Figure contents as structured data:
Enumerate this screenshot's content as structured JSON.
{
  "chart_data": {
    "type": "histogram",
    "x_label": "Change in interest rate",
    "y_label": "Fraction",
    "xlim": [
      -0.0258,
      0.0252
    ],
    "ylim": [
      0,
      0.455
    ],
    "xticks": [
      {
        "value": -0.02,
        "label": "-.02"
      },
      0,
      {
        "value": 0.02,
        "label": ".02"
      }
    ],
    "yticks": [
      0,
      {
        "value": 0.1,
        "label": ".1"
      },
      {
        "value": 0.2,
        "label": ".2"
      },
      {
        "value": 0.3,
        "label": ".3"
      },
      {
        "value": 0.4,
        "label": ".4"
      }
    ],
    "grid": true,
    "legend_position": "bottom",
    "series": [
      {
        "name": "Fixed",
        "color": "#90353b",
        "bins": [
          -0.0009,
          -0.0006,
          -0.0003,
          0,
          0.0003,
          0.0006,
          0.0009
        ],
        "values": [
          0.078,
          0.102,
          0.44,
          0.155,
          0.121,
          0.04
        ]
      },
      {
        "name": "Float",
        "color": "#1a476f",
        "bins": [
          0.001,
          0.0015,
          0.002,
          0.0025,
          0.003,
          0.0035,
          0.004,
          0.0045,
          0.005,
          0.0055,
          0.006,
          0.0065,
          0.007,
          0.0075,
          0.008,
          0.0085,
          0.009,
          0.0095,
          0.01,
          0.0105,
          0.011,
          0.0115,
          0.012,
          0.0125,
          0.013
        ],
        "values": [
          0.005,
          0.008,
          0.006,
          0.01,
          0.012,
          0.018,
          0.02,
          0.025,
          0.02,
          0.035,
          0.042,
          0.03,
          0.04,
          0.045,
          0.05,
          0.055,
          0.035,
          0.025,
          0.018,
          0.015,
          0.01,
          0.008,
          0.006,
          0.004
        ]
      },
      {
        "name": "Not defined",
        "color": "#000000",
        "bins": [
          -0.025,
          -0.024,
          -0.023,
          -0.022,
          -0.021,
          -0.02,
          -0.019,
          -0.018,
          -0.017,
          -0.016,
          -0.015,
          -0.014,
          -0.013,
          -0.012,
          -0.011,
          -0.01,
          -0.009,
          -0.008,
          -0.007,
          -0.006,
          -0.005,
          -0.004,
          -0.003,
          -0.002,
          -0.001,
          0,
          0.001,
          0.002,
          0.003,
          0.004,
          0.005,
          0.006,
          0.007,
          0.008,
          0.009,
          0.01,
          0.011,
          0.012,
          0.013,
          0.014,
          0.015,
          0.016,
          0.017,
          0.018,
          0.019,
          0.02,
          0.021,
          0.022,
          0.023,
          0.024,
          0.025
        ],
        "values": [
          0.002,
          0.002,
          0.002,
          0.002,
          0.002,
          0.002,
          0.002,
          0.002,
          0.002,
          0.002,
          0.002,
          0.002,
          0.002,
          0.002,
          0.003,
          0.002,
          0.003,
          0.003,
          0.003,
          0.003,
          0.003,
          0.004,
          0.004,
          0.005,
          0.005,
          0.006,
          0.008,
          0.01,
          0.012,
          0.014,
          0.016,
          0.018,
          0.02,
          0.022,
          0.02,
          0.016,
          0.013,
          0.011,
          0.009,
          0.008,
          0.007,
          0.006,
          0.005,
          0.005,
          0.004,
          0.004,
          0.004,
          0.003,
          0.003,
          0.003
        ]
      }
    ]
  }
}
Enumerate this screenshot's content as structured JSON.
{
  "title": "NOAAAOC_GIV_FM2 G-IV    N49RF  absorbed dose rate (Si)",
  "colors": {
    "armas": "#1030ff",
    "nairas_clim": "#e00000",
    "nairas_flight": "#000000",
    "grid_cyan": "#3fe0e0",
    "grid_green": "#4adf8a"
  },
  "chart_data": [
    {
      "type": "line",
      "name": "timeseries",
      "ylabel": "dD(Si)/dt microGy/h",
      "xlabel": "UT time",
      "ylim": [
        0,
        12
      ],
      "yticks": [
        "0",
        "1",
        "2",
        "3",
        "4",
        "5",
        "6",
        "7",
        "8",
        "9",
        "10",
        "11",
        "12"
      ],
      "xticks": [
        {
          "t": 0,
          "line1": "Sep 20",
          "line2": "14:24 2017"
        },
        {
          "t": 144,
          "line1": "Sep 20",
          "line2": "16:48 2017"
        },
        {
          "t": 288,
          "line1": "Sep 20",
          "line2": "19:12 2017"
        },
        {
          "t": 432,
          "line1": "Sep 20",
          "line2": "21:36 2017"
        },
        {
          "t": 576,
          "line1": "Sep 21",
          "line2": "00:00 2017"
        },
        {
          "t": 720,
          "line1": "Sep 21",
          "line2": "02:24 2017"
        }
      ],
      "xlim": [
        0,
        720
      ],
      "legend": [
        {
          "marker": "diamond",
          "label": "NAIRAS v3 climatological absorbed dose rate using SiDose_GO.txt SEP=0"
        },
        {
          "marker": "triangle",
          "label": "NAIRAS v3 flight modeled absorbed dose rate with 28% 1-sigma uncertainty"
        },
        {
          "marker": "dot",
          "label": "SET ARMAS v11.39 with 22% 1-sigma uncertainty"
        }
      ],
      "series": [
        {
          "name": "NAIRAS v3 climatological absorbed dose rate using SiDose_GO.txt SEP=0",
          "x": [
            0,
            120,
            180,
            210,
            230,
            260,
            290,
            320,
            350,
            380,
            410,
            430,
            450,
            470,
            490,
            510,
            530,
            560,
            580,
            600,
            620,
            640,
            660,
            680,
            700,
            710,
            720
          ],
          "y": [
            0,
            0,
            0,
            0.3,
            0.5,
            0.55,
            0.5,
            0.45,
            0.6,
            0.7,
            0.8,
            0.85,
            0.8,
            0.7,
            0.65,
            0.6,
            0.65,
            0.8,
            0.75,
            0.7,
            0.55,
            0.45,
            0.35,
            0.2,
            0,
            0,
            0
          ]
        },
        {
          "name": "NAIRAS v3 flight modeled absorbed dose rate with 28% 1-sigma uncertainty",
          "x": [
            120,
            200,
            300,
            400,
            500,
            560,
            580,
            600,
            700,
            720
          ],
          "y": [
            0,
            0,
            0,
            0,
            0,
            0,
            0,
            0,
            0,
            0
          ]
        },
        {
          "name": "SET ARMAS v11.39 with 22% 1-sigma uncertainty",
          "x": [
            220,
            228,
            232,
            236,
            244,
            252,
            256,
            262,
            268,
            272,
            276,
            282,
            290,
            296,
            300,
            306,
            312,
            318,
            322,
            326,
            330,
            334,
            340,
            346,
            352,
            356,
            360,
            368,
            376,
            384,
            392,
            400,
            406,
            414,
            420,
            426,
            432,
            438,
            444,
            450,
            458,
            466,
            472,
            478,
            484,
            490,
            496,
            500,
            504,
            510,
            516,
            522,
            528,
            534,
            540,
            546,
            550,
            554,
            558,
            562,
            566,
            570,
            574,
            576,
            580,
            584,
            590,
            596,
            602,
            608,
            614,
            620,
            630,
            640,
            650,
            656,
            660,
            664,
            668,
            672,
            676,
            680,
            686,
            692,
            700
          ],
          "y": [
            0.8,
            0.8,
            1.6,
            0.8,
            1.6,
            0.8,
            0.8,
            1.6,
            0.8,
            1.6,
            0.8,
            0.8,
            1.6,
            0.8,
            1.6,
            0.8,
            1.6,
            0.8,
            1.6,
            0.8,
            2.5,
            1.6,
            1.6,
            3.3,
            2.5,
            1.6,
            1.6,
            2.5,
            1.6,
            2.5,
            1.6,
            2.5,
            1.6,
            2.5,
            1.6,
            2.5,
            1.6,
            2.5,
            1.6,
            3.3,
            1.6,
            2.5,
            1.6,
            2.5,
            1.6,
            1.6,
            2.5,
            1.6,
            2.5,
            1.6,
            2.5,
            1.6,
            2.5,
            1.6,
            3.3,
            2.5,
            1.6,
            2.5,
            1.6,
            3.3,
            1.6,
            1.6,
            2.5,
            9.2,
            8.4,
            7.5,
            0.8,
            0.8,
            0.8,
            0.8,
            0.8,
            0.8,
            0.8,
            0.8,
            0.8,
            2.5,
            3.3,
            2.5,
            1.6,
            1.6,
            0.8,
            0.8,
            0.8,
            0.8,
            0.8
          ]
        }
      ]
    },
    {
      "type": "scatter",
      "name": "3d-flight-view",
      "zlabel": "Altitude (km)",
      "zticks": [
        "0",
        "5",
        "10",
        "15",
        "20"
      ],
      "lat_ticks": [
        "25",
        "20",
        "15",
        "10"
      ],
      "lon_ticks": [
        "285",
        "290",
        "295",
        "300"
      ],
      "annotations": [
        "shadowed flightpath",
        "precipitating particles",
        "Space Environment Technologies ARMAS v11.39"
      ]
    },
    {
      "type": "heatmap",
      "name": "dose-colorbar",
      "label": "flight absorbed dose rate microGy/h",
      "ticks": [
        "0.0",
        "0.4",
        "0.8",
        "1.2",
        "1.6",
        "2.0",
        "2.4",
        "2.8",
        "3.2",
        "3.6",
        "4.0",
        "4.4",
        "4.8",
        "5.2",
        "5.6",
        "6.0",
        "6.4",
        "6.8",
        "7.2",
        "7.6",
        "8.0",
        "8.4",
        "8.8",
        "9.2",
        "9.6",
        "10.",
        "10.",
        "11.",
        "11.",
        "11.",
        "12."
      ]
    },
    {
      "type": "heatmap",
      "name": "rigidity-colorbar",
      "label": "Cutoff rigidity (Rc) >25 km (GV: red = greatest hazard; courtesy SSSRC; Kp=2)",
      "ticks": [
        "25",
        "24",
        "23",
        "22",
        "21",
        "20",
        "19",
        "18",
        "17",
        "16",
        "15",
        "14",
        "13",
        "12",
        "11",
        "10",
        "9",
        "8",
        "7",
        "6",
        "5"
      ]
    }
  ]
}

> To be done: Filter the listing for the word "rigidity" and copy every line that holds it.

> Exercise result:
      "name": "rigidity-colorbar",
      "label": "Cutoff rigidity (Rc) >25 km (GV: red = greatest hazard; courtesy SSSRC; Kp=2)",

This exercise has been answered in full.